Short task — Write out the records beneath this line exactly as they appear, minus any images.

Working data —
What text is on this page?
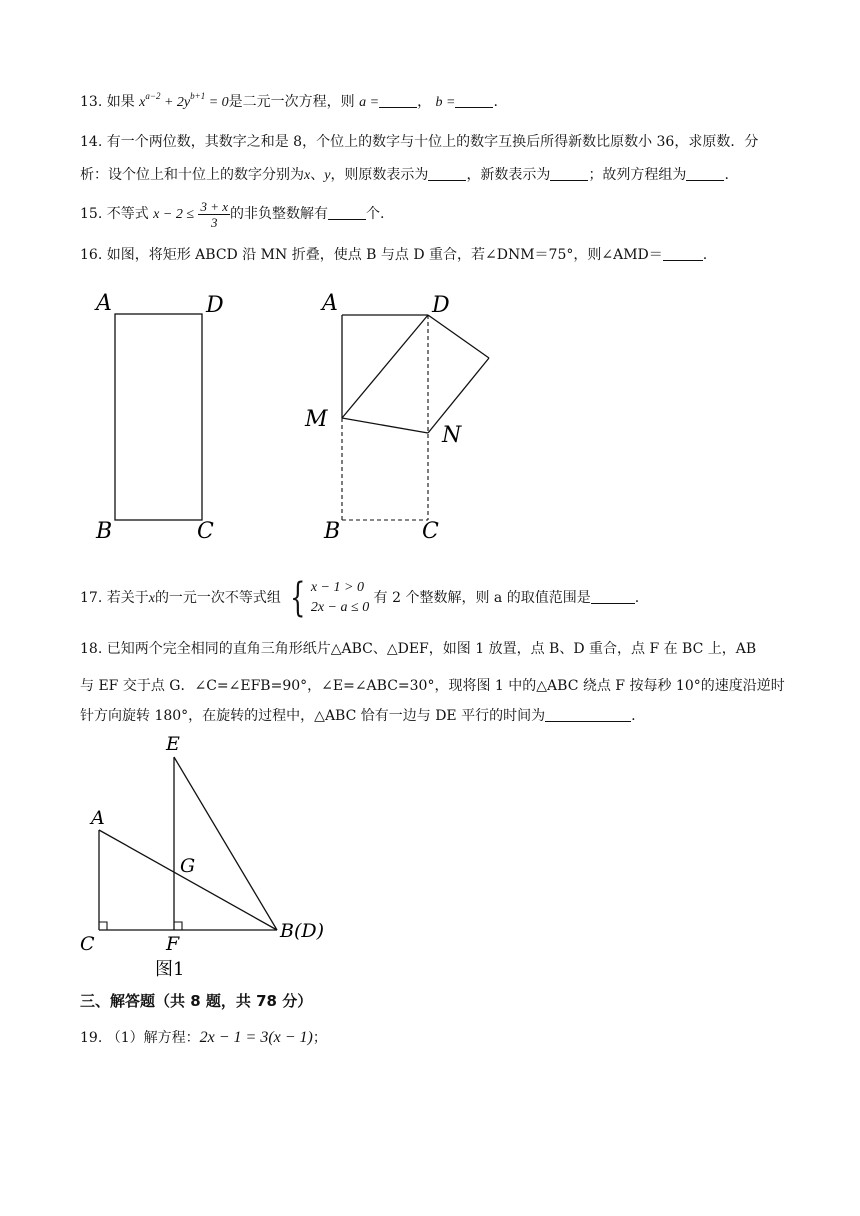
13. 如果 $x^{a-2} + 2y^{b+1} = 0$是二元一次方程，则 a =	， b =	.
14. 有一个两位数，其数字之和是 8，个位上的数字与十位上的数字互换后所得新数比原数小 36，求原数．分
析：设个位上和十位上的数字分别为x、y，则原数表示为	，新数表示为	；故列方程组为	.
15. 不等式 $x - 2 \le \frac{3 + x}{3}$ 的非负整数解有	个.
16. 如图，将矩形 ABCD 沿 MN 折叠，使点 B 与点 D 重合，若∠DNM＝75°，则∠AMD＝	.
A	D
B	C
A	D
M
N
B	C
17. 若关于x的一元一次不等式组 { x − 1 > 0
2x − a ≤ 0
有 2 个整数解，则 a 的取值范围是	.
18. 已知两个完全相同的直角三角形纸片△ABC、△DEF，如图 1 放置，点 B、D 重合，点 F 在 BC 上，AB
与 EF 交于点 G．∠C=∠EFB=90°，∠E=∠ABC=30°，现将图 1 中的△ABC 绕点 F 按每秒 10°的速度沿逆时
针方向旋转 180°，在旋转的过程中，△ABC 恰有一边与 DE 平行的时间为	.
E
A
G
C	F
B(D)
图1
三、解答题（共 8 题，共 78 分）
19. （1）解方程：2x − 1 = 3(x − 1)；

Correct output —
What text is on this page?
13. 如果 $x^{a-2} + 2y^{b+1} = 0$是二元一次方程，则 a =	， b =	.
14. 有一个两位数，其数字之和是 8，个位上的数字与十位上的数字互换后所得新数比原数小 36，求原数．分
析：设个位上和十位上的数字分别为x、y，则原数表示为	，新数表示为	；故列方程组为	.
15. 不等式 $x - 2 \le \frac{3 + x}{3}$ 的非负整数解有	个.
16. 如图，将矩形 ABCD 沿 MN 折叠，使点 B 与点 D 重合，若∠DNM＝75°，则∠AMD＝	.
A	D
B	C
A	D
M
N
B	C
17. 若关于x的一元一次不等式组 { x − 1 > 0
2x − a ≤ 0
有 2 个整数解，则 a 的取值范围是	.
18. 已知两个完全相同的直角三角形纸片△ABC、△DEF，如图 1 放置，点 B、D 重合，点 F 在 BC 上，AB
与 EF 交于点 G．∠C=∠EFB=90°，∠E=∠ABC=30°，现将图 1 中的△ABC 绕点 F 按每秒 10°的速度沿逆时
针方向旋转 180°，在旋转的过程中，△ABC 恰有一边与 DE 平行的时间为	.
E
A
G
C	F
B(D)
图1
三、解答题（共 8 题，共 78 分）
19. （1）解方程：2x − 1 = 3(x − 1)；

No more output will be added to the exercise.